▸ **MATERIAL SHOWN**
☆ ☆ ☆ ☆ ☆ ☆ ☆

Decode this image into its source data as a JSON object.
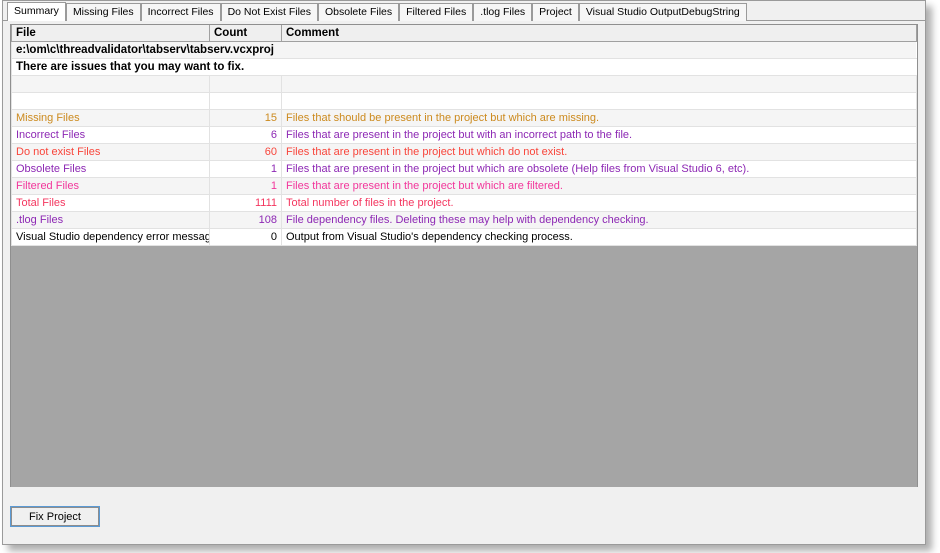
{
  "tabs": [
    {
      "label": "Summary",
      "active": true
    },
    {
      "label": "Missing Files",
      "active": false
    },
    {
      "label": "Incorrect Files",
      "active": false
    },
    {
      "label": "Do Not Exist Files",
      "active": false
    },
    {
      "label": "Obsolete Files",
      "active": false
    },
    {
      "label": "Filtered Files",
      "active": false
    },
    {
      "label": ".tlog Files",
      "active": false
    },
    {
      "label": "Project",
      "active": false
    },
    {
      "label": "Visual Studio OutputDebugString",
      "active": false
    }
  ],
  "grid": {
    "columns": [
      {
        "label": "File"
      },
      {
        "label": "Count"
      },
      {
        "label": "Comment"
      }
    ],
    "headline_rows": [
      {
        "text": "e:\\om\\c\\threadvalidator\\tabserv\\tabserv.vcxproj"
      },
      {
        "text": "There are issues that you may want to fix."
      }
    ],
    "rows": [
      {
        "file": "Missing Files",
        "count": "15",
        "comment": "Files that should be present in the project but which are missing.",
        "color": "#cc8a1e"
      },
      {
        "file": "Incorrect Files",
        "count": "6",
        "comment": "Files that are present in the project but with an incorrect path to the file.",
        "color": "#8d28b4"
      },
      {
        "file": "Do not exist Files",
        "count": "60",
        "comment": "Files that are present in the project but which do not exist.",
        "color": "#f8453b"
      },
      {
        "file": "Obsolete Files",
        "count": "1",
        "comment": "Files that are present in the project but which are obsolete (Help files from Visual Studio 6, etc).",
        "color": "#8d28b4"
      },
      {
        "file": "Filtered Files",
        "count": "1",
        "comment": "Files that are present in the project but which are filtered.",
        "color": "#f2369b"
      },
      {
        "file": "Total Files",
        "count": "1111",
        "comment": "Total number of files in the project.",
        "color": "#f4365f"
      },
      {
        "file": ".tlog Files",
        "count": "108",
        "comment": "File dependency files. Deleting these may help with dependency checking.",
        "color": "#8d28b4"
      },
      {
        "file": "Visual Studio dependency error messages",
        "count": "0",
        "comment": "Output from Visual Studio's dependency checking process.",
        "color": "#000000"
      }
    ]
  },
  "footer": {
    "fix_project_label": "Fix Project"
  },
  "colors": {
    "empty_area": "#a5a5a5",
    "chrome": "#f0f0f0",
    "focus_outline": "#5b9ad4"
  }
}
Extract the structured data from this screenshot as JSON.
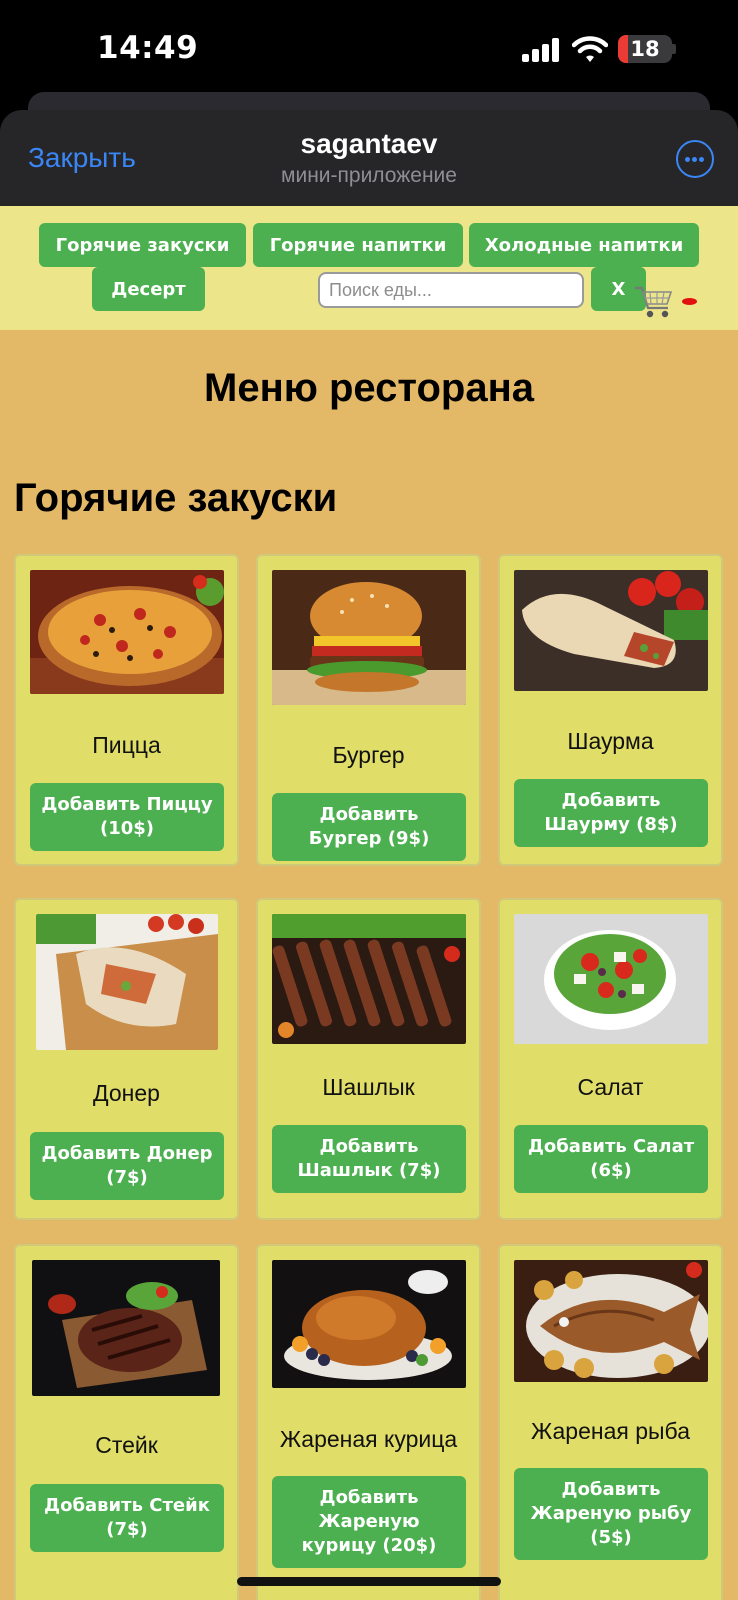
{
  "status_bar": {
    "time": "14:49",
    "battery": "18",
    "battery_level": 0.18
  },
  "header": {
    "close_label": "Закрыть",
    "title": "sagantaev",
    "subtitle": "мини-приложение"
  },
  "nav": {
    "categories": [
      "Горячие закуски",
      "Горячие напитки",
      "Холодные напитки",
      "Десерт"
    ],
    "search_placeholder": "Поиск еды...",
    "clear_label": "X"
  },
  "page": {
    "title": "Меню ресторана",
    "section_title": "Горячие закуски"
  },
  "items": [
    {
      "name": "Пицца",
      "button": "Добавить Пиццу (10$)"
    },
    {
      "name": "Бургер",
      "button": "Добавить Бургер (9$)"
    },
    {
      "name": "Шаурма",
      "button": "Добавить Шаурму (8$)"
    },
    {
      "name": "Донер",
      "button": "Добавить Донер (7$)"
    },
    {
      "name": "Шашлык",
      "button": "Добавить Шашлык (7$)"
    },
    {
      "name": "Салат",
      "button": "Добавить Салат (6$)"
    },
    {
      "name": "Стейк",
      "button": "Добавить Стейк (7$)"
    },
    {
      "name": "Жареная курица",
      "button": "Добавить Жареную курицу (20$)"
    },
    {
      "name": "Жареная рыба",
      "button": "Добавить Жареную рыбу (5$)"
    }
  ],
  "colors": {
    "accent_green": "#4caf50",
    "link_blue": "#3a86f5",
    "page_bg": "#e3b866",
    "nav_bg": "#ece58a",
    "card_bg": "#e0dd68"
  }
}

☆ ☆ ☆ ☆ ☆ ☆ ☆

▸ **REQUEST**
Report all lines of the data that include the word "this".

▸ **EXERCISE RESULT**
Decode this image into its source data as a JSON object.
Extract the structured data from this screenshot as JSON.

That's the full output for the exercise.